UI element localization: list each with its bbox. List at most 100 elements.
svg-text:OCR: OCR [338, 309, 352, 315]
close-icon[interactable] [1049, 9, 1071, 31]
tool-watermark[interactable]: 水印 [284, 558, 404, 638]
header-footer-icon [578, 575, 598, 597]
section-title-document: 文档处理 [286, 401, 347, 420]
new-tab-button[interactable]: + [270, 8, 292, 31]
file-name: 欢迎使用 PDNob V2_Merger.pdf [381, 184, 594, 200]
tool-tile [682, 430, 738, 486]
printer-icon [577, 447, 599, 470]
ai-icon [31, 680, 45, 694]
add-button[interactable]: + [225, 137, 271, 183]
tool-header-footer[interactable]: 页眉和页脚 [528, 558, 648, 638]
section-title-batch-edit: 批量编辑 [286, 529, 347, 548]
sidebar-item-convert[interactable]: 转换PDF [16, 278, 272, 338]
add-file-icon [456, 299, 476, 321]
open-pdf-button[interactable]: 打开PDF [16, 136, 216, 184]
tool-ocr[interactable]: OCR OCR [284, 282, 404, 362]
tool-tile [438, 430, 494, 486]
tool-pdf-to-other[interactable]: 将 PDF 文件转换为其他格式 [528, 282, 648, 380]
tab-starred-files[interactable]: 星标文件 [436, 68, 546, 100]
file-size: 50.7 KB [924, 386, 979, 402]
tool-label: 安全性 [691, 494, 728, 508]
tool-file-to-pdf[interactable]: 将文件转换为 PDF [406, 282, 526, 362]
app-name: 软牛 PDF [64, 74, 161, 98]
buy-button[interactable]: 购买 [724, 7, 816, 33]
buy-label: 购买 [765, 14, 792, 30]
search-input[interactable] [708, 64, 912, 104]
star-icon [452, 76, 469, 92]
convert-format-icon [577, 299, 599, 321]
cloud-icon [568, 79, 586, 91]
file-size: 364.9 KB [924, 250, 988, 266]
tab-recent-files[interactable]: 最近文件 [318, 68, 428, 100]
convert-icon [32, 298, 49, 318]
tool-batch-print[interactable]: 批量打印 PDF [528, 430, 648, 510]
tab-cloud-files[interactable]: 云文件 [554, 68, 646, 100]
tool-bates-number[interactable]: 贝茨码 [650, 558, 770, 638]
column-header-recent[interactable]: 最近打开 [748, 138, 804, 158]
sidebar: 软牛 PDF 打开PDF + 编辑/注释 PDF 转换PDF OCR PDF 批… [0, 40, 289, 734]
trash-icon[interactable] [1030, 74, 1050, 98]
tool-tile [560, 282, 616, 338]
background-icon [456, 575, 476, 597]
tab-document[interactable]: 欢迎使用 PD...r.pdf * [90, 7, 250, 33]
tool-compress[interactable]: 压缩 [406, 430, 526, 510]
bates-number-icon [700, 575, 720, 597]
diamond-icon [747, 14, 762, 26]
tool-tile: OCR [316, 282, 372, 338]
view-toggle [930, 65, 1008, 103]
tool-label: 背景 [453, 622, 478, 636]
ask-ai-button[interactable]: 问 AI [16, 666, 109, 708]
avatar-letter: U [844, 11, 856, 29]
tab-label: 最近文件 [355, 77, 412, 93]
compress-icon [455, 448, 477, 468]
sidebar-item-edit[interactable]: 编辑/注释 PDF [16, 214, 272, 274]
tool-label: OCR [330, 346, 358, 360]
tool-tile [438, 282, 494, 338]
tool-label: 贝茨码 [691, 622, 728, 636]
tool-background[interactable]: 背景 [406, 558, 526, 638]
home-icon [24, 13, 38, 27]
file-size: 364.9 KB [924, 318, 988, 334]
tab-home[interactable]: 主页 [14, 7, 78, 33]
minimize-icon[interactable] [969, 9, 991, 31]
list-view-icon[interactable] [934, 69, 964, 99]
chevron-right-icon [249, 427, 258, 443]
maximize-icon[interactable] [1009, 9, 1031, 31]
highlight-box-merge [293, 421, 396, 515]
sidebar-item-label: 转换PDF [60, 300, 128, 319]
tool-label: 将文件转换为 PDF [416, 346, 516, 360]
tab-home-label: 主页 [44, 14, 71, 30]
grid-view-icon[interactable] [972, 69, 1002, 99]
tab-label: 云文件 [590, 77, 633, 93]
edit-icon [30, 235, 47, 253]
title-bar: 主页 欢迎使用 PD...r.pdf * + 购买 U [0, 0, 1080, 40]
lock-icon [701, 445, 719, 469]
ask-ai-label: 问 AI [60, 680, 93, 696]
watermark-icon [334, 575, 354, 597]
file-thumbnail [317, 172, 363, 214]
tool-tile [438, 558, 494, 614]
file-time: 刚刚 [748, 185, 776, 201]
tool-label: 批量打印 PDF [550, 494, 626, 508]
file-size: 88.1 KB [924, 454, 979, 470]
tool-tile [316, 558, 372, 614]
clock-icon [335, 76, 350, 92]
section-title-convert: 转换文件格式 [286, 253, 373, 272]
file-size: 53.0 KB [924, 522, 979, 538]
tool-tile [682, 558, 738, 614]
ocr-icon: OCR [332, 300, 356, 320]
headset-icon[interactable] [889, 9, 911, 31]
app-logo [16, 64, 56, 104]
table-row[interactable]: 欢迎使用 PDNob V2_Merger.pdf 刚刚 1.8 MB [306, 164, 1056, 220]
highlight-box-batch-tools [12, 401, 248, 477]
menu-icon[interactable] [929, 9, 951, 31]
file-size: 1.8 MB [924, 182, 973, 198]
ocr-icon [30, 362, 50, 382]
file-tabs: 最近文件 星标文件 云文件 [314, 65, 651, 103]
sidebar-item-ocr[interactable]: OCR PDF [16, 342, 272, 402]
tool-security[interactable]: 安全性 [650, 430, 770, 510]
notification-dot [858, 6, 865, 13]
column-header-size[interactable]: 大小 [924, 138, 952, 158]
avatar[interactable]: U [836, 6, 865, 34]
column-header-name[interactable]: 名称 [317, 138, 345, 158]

━━━━━━━━━━━━━━━━━━━━━━━━━━━━━━

Reproduce all of the data with "file-size" changed to "document-size" wherever it occurs, and leave everything else unchanged.

▶ CORRECT OUTPUT
UI element localization: list each with its bbox. List at most 100 elements.
svg-text:OCR: OCR [338, 309, 352, 315]
close-icon[interactable] [1049, 9, 1071, 31]
tool-watermark[interactable]: 水印 [284, 558, 404, 638]
header-footer-icon [578, 575, 598, 597]
section-title-document: 文档处理 [286, 401, 347, 420]
new-tab-button[interactable]: + [270, 8, 292, 31]
file-name: 欢迎使用 PDNob V2_Merger.pdf [381, 184, 594, 200]
tool-tile [682, 430, 738, 486]
printer-icon [577, 447, 599, 470]
ai-icon [31, 680, 45, 694]
add-button[interactable]: + [225, 137, 271, 183]
tool-header-footer[interactable]: 页眉和页脚 [528, 558, 648, 638]
section-title-batch-edit: 批量编辑 [286, 529, 347, 548]
sidebar-item-convert[interactable]: 转换PDF [16, 278, 272, 338]
add-file-icon [456, 299, 476, 321]
open-pdf-button[interactable]: 打开PDF [16, 136, 216, 184]
tool-ocr[interactable]: OCR OCR [284, 282, 404, 362]
tool-tile [438, 430, 494, 486]
tool-pdf-to-other[interactable]: 将 PDF 文件转换为其他格式 [528, 282, 648, 380]
tab-starred-files[interactable]: 星标文件 [436, 68, 546, 100]
document-size: 50.7 KB [924, 386, 979, 402]
tool-label: 安全性 [691, 494, 728, 508]
tool-file-to-pdf[interactable]: 将文件转换为 PDF [406, 282, 526, 362]
app-name: 软牛 PDF [64, 74, 161, 98]
buy-button[interactable]: 购买 [724, 7, 816, 33]
buy-label: 购买 [765, 14, 792, 30]
search-input[interactable] [708, 64, 912, 104]
star-icon [452, 76, 469, 92]
convert-format-icon [577, 299, 599, 321]
cloud-icon [568, 79, 586, 91]
document-size: 364.9 KB [924, 250, 988, 266]
tab-recent-files[interactable]: 最近文件 [318, 68, 428, 100]
convert-icon [32, 298, 49, 318]
tool-batch-print[interactable]: 批量打印 PDF [528, 430, 648, 510]
tab-cloud-files[interactable]: 云文件 [554, 68, 646, 100]
tool-bates-number[interactable]: 贝茨码 [650, 558, 770, 638]
column-header-recent[interactable]: 最近打开 [748, 138, 804, 158]
sidebar: 软牛 PDF 打开PDF + 编辑/注释 PDF 转换PDF OCR PDF 批… [0, 40, 289, 734]
trash-icon[interactable] [1030, 74, 1050, 98]
tool-tile [560, 282, 616, 338]
background-icon [456, 575, 476, 597]
tab-document[interactable]: 欢迎使用 PD...r.pdf * [90, 7, 250, 33]
tool-compress[interactable]: 压缩 [406, 430, 526, 510]
bates-number-icon [700, 575, 720, 597]
diamond-icon [747, 14, 762, 26]
tool-tile: OCR [316, 282, 372, 338]
view-toggle [930, 65, 1008, 103]
tool-label: 背景 [453, 622, 478, 636]
ask-ai-button[interactable]: 问 AI [16, 666, 109, 708]
avatar-letter: U [844, 11, 856, 29]
tab-label: 最近文件 [355, 77, 412, 93]
compress-icon [455, 448, 477, 468]
sidebar-item-edit[interactable]: 编辑/注释 PDF [16, 214, 272, 274]
tool-label: OCR [330, 346, 358, 360]
tool-tile [438, 282, 494, 338]
tool-label: 贝茨码 [691, 622, 728, 636]
tool-background[interactable]: 背景 [406, 558, 526, 638]
home-icon [24, 13, 38, 27]
document-size: 364.9 KB [924, 318, 988, 334]
tab-home[interactable]: 主页 [14, 7, 78, 33]
minimize-icon[interactable] [969, 9, 991, 31]
list-view-icon[interactable] [934, 69, 964, 99]
chevron-right-icon [249, 427, 258, 443]
maximize-icon[interactable] [1009, 9, 1031, 31]
highlight-box-merge [293, 421, 396, 515]
sidebar-item-label: 转换PDF [60, 300, 128, 319]
tool-label: 将文件转换为 PDF [416, 346, 516, 360]
tab-home-label: 主页 [44, 14, 71, 30]
grid-view-icon[interactable] [972, 69, 1002, 99]
tab-label: 云文件 [590, 77, 633, 93]
edit-icon [30, 235, 47, 253]
title-bar: 主页 欢迎使用 PD...r.pdf * + 购买 U [0, 0, 1080, 40]
lock-icon [701, 445, 719, 469]
ask-ai-label: 问 AI [60, 680, 93, 696]
watermark-icon [334, 575, 354, 597]
file-thumbnail [317, 172, 363, 214]
tool-tile [438, 558, 494, 614]
file-time: 刚刚 [748, 185, 776, 201]
tool-label: 批量打印 PDF [550, 494, 626, 508]
document-size: 88.1 KB [924, 454, 979, 470]
tool-tile [316, 558, 372, 614]
clock-icon [335, 76, 350, 92]
section-title-convert: 转换文件格式 [286, 253, 373, 272]
document-size: 53.0 KB [924, 522, 979, 538]
tool-tile [682, 558, 738, 614]
ocr-icon: OCR [332, 300, 356, 320]
headset-icon[interactable] [889, 9, 911, 31]
app-logo [16, 64, 56, 104]
table-row[interactable]: 欢迎使用 PDNob V2_Merger.pdf 刚刚 1.8 MB [306, 164, 1056, 220]
highlight-box-batch-tools [12, 401, 248, 477]
menu-icon[interactable] [929, 9, 951, 31]
document-size: 1.8 MB [924, 182, 973, 198]
ocr-icon [30, 362, 50, 382]
file-tabs: 最近文件 星标文件 云文件 [314, 65, 651, 103]
sidebar-item-ocr[interactable]: OCR PDF [16, 342, 272, 402]
tool-security[interactable]: 安全性 [650, 430, 770, 510]
notification-dot [858, 6, 865, 13]
column-header-size[interactable]: 大小 [924, 138, 952, 158]
avatar[interactable]: U [836, 6, 865, 34]
column-header-name[interactable]: 名称 [317, 138, 345, 158]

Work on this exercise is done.